Print the entries verbatim, leaving out the images they contain.

## RECORDS SHOWN
○ ○ ○ ○

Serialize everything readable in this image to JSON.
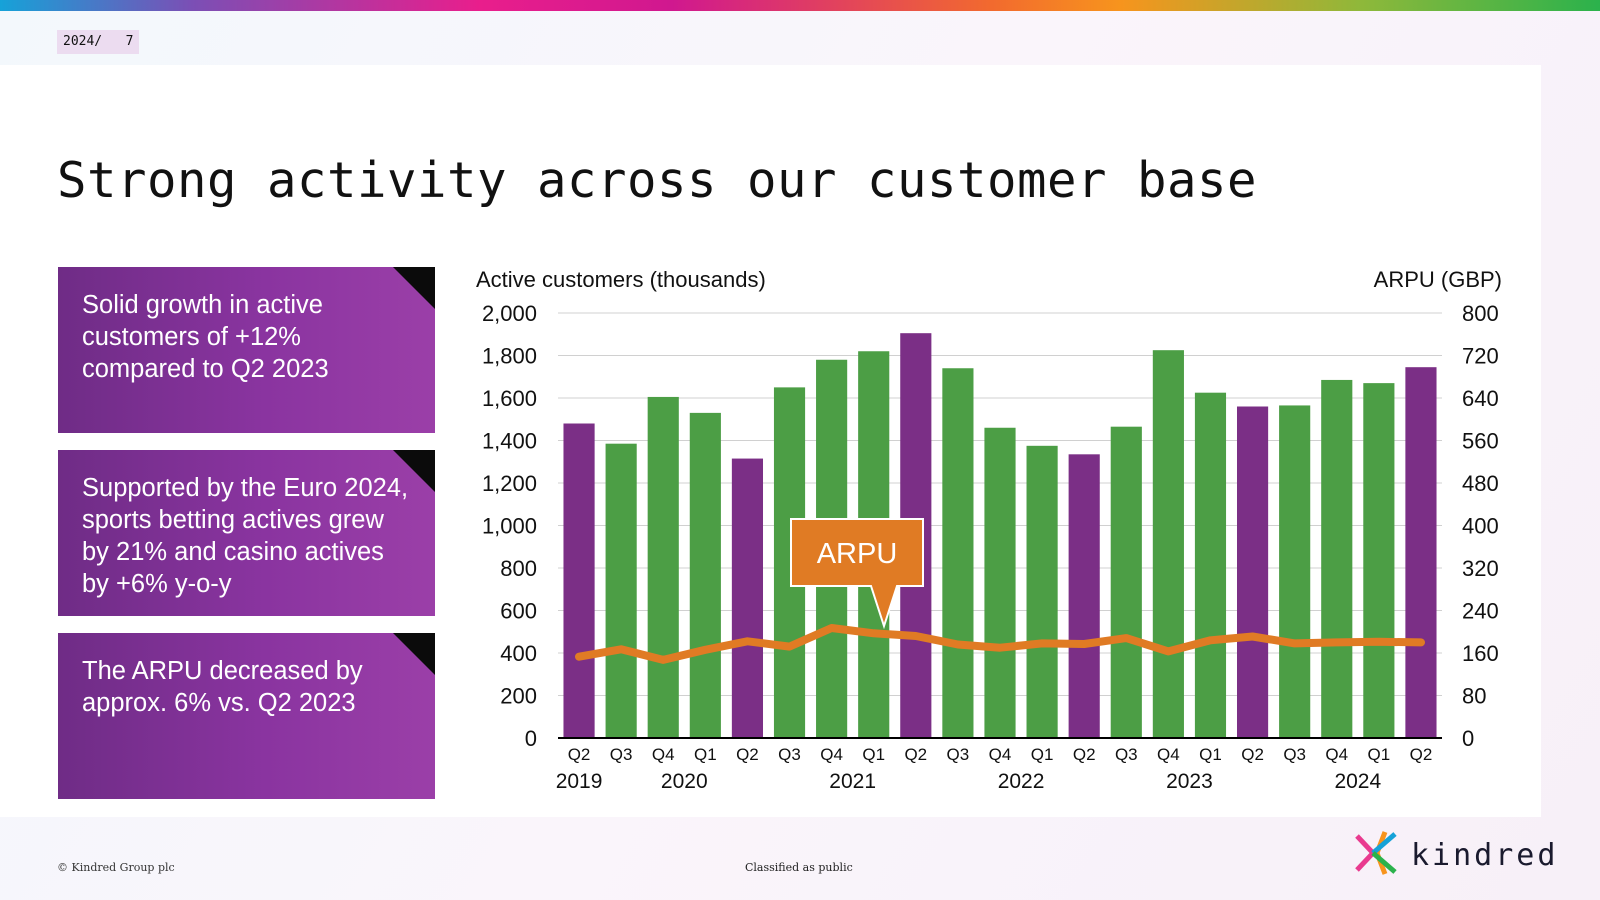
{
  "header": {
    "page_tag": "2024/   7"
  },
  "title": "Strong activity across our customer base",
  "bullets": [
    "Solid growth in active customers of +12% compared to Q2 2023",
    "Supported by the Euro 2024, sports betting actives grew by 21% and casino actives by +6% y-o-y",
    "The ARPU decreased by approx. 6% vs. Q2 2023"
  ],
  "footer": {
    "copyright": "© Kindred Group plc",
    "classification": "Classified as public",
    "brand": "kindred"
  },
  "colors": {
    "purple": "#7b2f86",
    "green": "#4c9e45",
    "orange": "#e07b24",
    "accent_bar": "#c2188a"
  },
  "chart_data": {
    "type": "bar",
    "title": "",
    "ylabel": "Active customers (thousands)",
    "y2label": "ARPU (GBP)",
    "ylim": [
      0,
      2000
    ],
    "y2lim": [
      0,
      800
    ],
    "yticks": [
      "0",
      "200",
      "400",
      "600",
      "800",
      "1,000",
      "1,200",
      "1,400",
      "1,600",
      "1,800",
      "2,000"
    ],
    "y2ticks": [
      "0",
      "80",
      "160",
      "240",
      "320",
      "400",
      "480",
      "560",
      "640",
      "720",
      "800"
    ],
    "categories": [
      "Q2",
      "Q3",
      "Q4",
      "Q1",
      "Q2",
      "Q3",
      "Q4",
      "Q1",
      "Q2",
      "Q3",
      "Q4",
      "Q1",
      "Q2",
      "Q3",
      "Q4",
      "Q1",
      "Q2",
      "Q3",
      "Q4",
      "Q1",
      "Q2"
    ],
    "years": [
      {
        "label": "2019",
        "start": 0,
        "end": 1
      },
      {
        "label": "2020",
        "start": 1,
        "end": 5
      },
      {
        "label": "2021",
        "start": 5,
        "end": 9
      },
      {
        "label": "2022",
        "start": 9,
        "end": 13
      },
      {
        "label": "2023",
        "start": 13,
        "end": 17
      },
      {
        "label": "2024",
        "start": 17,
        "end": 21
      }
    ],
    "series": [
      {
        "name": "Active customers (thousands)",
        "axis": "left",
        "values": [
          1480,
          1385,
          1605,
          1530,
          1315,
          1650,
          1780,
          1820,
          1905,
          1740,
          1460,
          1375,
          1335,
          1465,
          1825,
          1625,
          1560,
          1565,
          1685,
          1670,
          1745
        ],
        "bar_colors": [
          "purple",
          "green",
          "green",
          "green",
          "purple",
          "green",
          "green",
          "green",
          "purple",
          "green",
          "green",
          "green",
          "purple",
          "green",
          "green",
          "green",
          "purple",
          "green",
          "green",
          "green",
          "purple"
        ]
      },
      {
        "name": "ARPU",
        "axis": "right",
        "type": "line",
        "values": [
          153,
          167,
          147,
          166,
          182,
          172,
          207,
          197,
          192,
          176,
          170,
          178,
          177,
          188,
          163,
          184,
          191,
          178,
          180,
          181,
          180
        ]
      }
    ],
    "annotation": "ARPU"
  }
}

○ ○ ○ ○

## SOLVED EXERCISE
Serialize everything readable in this image to JSON.
{
  "header": {
    "page_tag": "2024/   7"
  },
  "title": "Strong activity across our customer base",
  "bullets": [
    "Solid growth in active customers of +12% compared to Q2 2023",
    "Supported by the Euro 2024, sports betting actives grew by 21% and casino actives by +6% y-o-y",
    "The ARPU decreased by approx. 6% vs. Q2 2023"
  ],
  "footer": {
    "copyright": "© Kindred Group plc",
    "classification": "Classified as public",
    "brand": "kindred"
  },
  "colors": {
    "purple": "#7b2f86",
    "green": "#4c9e45",
    "orange": "#e07b24",
    "accent_bar": "#c2188a"
  },
  "chart_data": {
    "type": "bar",
    "title": "",
    "ylabel": "Active customers (thousands)",
    "y2label": "ARPU (GBP)",
    "ylim": [
      0,
      2000
    ],
    "y2lim": [
      0,
      800
    ],
    "yticks": [
      "0",
      "200",
      "400",
      "600",
      "800",
      "1,000",
      "1,200",
      "1,400",
      "1,600",
      "1,800",
      "2,000"
    ],
    "y2ticks": [
      "0",
      "80",
      "160",
      "240",
      "320",
      "400",
      "480",
      "560",
      "640",
      "720",
      "800"
    ],
    "categories": [
      "Q2",
      "Q3",
      "Q4",
      "Q1",
      "Q2",
      "Q3",
      "Q4",
      "Q1",
      "Q2",
      "Q3",
      "Q4",
      "Q1",
      "Q2",
      "Q3",
      "Q4",
      "Q1",
      "Q2",
      "Q3",
      "Q4",
      "Q1",
      "Q2"
    ],
    "years": [
      {
        "label": "2019",
        "start": 0,
        "end": 1
      },
      {
        "label": "2020",
        "start": 1,
        "end": 5
      },
      {
        "label": "2021",
        "start": 5,
        "end": 9
      },
      {
        "label": "2022",
        "start": 9,
        "end": 13
      },
      {
        "label": "2023",
        "start": 13,
        "end": 17
      },
      {
        "label": "2024",
        "start": 17,
        "end": 21
      }
    ],
    "series": [
      {
        "name": "Active customers (thousands)",
        "axis": "left",
        "values": [
          1480,
          1385,
          1605,
          1530,
          1315,
          1650,
          1780,
          1820,
          1905,
          1740,
          1460,
          1375,
          1335,
          1465,
          1825,
          1625,
          1560,
          1565,
          1685,
          1670,
          1745
        ],
        "bar_colors": [
          "purple",
          "green",
          "green",
          "green",
          "purple",
          "green",
          "green",
          "green",
          "purple",
          "green",
          "green",
          "green",
          "purple",
          "green",
          "green",
          "green",
          "purple",
          "green",
          "green",
          "green",
          "purple"
        ]
      },
      {
        "name": "ARPU",
        "axis": "right",
        "type": "line",
        "values": [
          153,
          167,
          147,
          166,
          182,
          172,
          207,
          197,
          192,
          176,
          170,
          178,
          177,
          188,
          163,
          184,
          191,
          178,
          180,
          181,
          180
        ]
      }
    ],
    "annotation": "ARPU"
  }
}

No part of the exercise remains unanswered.